■ **Collection entries**
┌────────

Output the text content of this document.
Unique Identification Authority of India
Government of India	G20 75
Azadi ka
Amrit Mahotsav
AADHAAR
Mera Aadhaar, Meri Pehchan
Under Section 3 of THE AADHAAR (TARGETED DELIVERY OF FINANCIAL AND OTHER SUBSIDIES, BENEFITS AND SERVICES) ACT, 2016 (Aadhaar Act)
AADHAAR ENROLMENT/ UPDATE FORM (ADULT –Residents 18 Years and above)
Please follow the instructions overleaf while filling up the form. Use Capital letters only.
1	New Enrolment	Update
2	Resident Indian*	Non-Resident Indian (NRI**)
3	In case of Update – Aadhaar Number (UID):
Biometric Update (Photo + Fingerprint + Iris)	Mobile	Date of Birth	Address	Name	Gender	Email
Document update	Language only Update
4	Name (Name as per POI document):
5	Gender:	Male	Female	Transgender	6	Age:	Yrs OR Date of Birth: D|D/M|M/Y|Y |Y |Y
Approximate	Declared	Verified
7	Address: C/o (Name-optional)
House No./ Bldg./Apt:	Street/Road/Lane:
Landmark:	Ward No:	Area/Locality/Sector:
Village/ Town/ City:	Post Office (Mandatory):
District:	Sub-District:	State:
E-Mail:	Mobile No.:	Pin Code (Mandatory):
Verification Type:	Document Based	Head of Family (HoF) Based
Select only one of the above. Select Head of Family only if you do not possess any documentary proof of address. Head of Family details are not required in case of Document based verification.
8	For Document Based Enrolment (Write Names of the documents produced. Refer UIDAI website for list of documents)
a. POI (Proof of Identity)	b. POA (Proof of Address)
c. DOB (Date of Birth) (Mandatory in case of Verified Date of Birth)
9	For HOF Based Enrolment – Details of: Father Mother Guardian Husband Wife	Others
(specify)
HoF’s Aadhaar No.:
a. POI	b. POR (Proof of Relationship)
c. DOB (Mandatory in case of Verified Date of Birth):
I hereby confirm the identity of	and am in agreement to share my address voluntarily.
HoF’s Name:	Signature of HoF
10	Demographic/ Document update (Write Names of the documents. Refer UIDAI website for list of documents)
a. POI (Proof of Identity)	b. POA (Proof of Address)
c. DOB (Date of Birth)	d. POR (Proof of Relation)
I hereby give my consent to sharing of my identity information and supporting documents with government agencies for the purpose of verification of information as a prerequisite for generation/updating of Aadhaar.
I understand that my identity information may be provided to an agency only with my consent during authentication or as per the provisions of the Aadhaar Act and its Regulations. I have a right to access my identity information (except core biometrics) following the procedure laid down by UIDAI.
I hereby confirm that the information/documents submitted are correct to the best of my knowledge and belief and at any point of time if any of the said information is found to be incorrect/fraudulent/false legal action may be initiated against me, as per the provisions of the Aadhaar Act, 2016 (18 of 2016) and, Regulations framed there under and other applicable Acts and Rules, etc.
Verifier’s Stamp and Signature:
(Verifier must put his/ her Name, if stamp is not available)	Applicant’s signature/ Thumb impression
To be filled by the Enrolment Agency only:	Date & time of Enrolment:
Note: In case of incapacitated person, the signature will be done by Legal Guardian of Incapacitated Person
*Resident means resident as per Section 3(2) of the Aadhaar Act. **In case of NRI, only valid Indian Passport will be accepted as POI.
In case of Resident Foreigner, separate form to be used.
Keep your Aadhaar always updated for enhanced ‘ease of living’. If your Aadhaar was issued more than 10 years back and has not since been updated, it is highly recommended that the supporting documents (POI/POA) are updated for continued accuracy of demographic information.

└────────

■ **DIRECTIVE**
Give the number of lines in the entries that include the string "will", and nothing more.

■ **COMPLETE ANSWER**
2